■ Problem ■
Where a line holds the word "title", copy that line.
___ Data rows
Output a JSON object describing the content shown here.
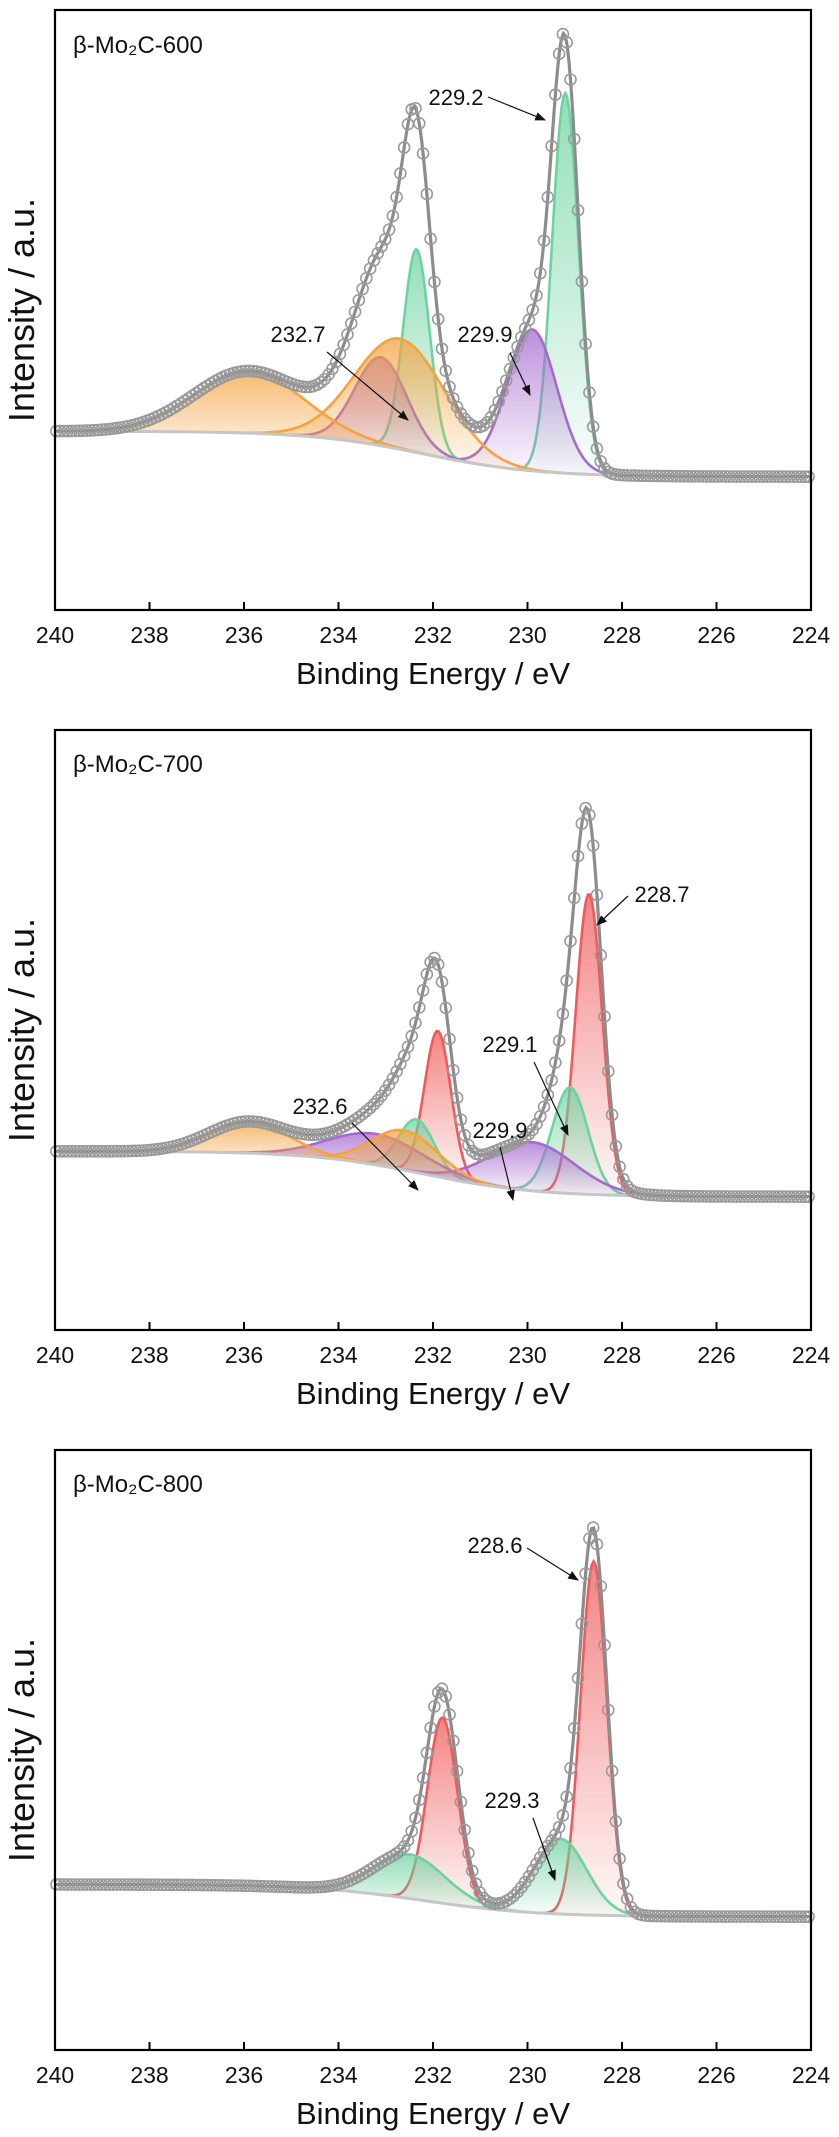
{
  "chart_data": [
    {
      "type": "line",
      "title": "β-Mo₂C-600",
      "xlabel": "Binding Energy / eV",
      "ylabel": "Intensity / a.u.",
      "x_ticks": [
        240,
        238,
        236,
        234,
        232,
        230,
        228,
        226,
        224
      ],
      "xlim": [
        240,
        224
      ],
      "ylim": [
        0,
        1
      ],
      "grid": false,
      "baseline": {
        "left": 0.115,
        "right": 0.012
      },
      "series": [
        {
          "center": 229.2,
          "height": 0.86,
          "width": 0.28,
          "color": "#6dd3a1"
        },
        {
          "center": 232.35,
          "height": 0.46,
          "width": 0.28,
          "color": "#6dd3a1"
        },
        {
          "center": 229.9,
          "height": 0.32,
          "width": 0.52,
          "color": "#a56ad0"
        },
        {
          "center": 233.1,
          "height": 0.2,
          "width": 0.55,
          "color": "#a56ad0"
        },
        {
          "center": 232.7,
          "height": 0.25,
          "width": 0.95,
          "color": "#f4a341"
        },
        {
          "center": 235.9,
          "height": 0.14,
          "width": 1.15,
          "color": "#f4a341"
        }
      ],
      "annotations": [
        {
          "text": "229.2",
          "peak": 229.2
        },
        {
          "text": "232.7",
          "peak": 232.7
        },
        {
          "text": "229.9",
          "peak": 229.9
        }
      ]
    },
    {
      "type": "line",
      "title": "β-Mo₂C-700",
      "xlabel": "Binding Energy / eV",
      "ylabel": "Intensity / a.u.",
      "x_ticks": [
        240,
        238,
        236,
        234,
        232,
        230,
        228,
        226,
        224
      ],
      "xlim": [
        240,
        224
      ],
      "ylim": [
        0,
        1
      ],
      "grid": false,
      "baseline": {
        "left": 0.115,
        "right": 0.012
      },
      "series": [
        {
          "center": 228.7,
          "height": 0.68,
          "width": 0.28,
          "color": "#ef5a5a"
        },
        {
          "center": 231.9,
          "height": 0.33,
          "width": 0.28,
          "color": "#ef5a5a"
        },
        {
          "center": 229.1,
          "height": 0.24,
          "width": 0.38,
          "color": "#6dd3a1"
        },
        {
          "center": 232.35,
          "height": 0.12,
          "width": 0.38,
          "color": "#6dd3a1"
        },
        {
          "center": 229.9,
          "height": 0.11,
          "width": 0.9,
          "color": "#a56ad0"
        },
        {
          "center": 233.2,
          "height": 0.07,
          "width": 1.0,
          "color": "#a56ad0"
        },
        {
          "center": 232.6,
          "height": 0.09,
          "width": 0.7,
          "color": "#f4a341"
        },
        {
          "center": 235.9,
          "height": 0.07,
          "width": 0.85,
          "color": "#f4a341"
        }
      ],
      "annotations": [
        {
          "text": "228.7",
          "peak": 228.7
        },
        {
          "text": "229.1",
          "peak": 229.1
        },
        {
          "text": "232.6",
          "peak": 232.6
        },
        {
          "text": "229.9",
          "peak": 229.9
        }
      ]
    },
    {
      "type": "line",
      "title": "β-Mo₂C-800",
      "xlabel": "Binding Energy / eV",
      "ylabel": "Intensity / a.u.",
      "x_ticks": [
        240,
        238,
        236,
        234,
        232,
        230,
        228,
        226,
        224
      ],
      "xlim": [
        240,
        224
      ],
      "ylim": [
        0,
        1
      ],
      "grid": false,
      "baseline": {
        "left": 0.085,
        "right": 0.012
      },
      "series": [
        {
          "center": 228.6,
          "height": 0.8,
          "width": 0.28,
          "color": "#ef5a5a"
        },
        {
          "center": 231.8,
          "height": 0.42,
          "width": 0.32,
          "color": "#ef5a5a"
        },
        {
          "center": 229.3,
          "height": 0.17,
          "width": 0.55,
          "color": "#6dd3a1"
        },
        {
          "center": 232.5,
          "height": 0.1,
          "width": 0.75,
          "color": "#6dd3a1"
        }
      ],
      "annotations": [
        {
          "text": "228.6",
          "peak": 228.6
        },
        {
          "text": "229.3",
          "peak": 229.3
        }
      ]
    }
  ]
}
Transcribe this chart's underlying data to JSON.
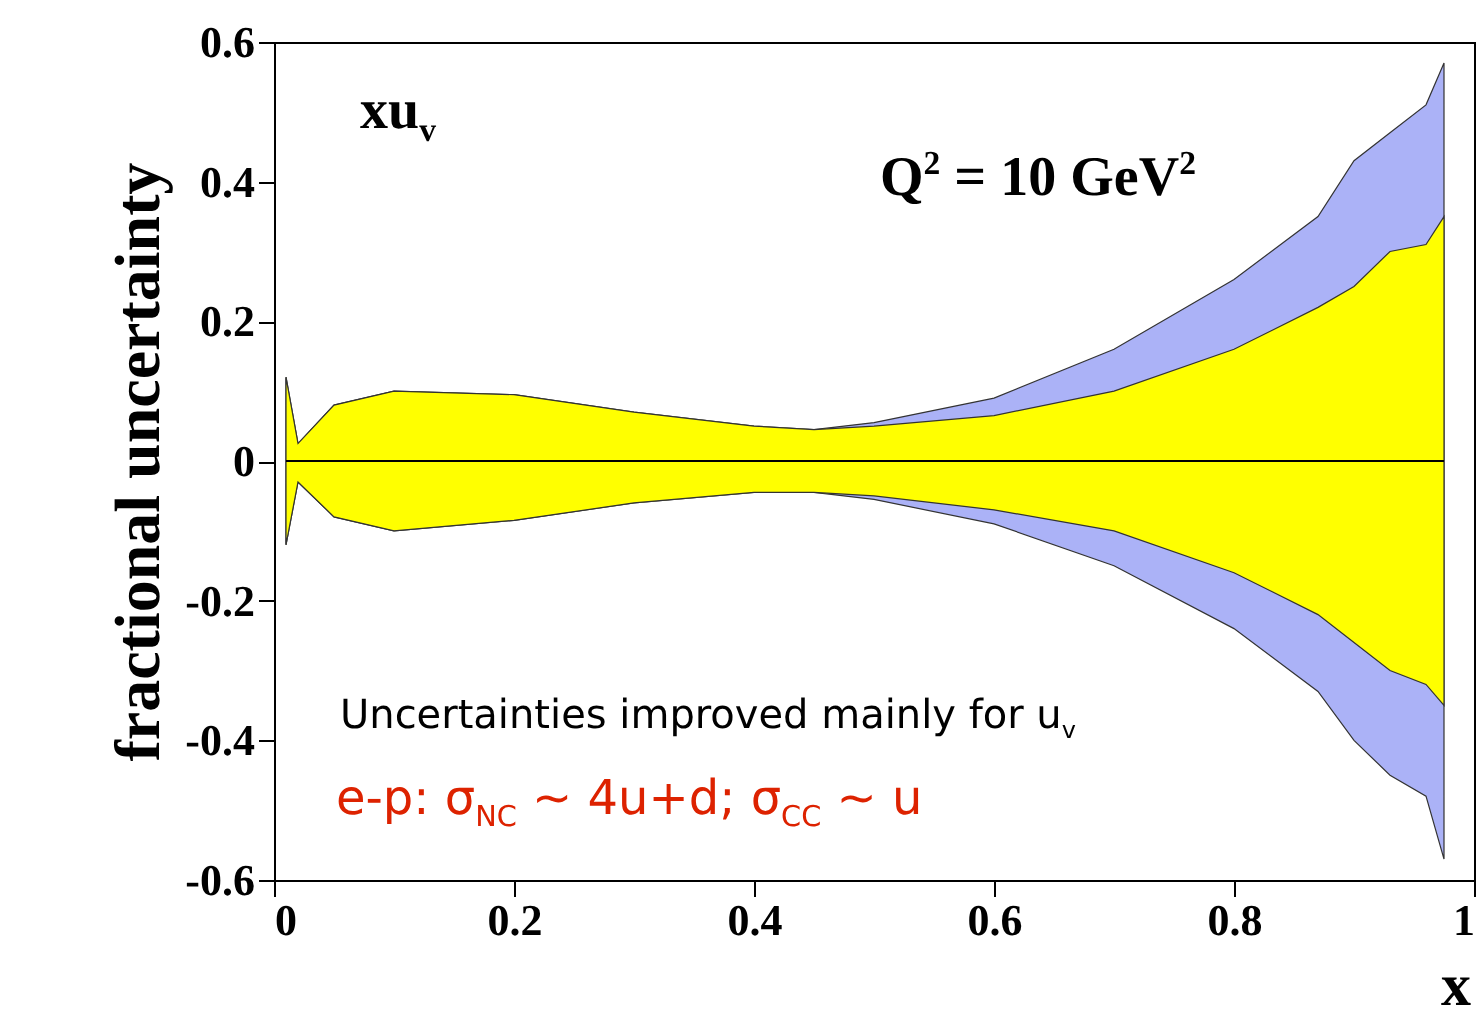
______
■ Answer in full ■
      "title": "β-Mo₂C-600",
      "title": "β-Mo₂C-700",
      "title": "β-Mo₂C-800",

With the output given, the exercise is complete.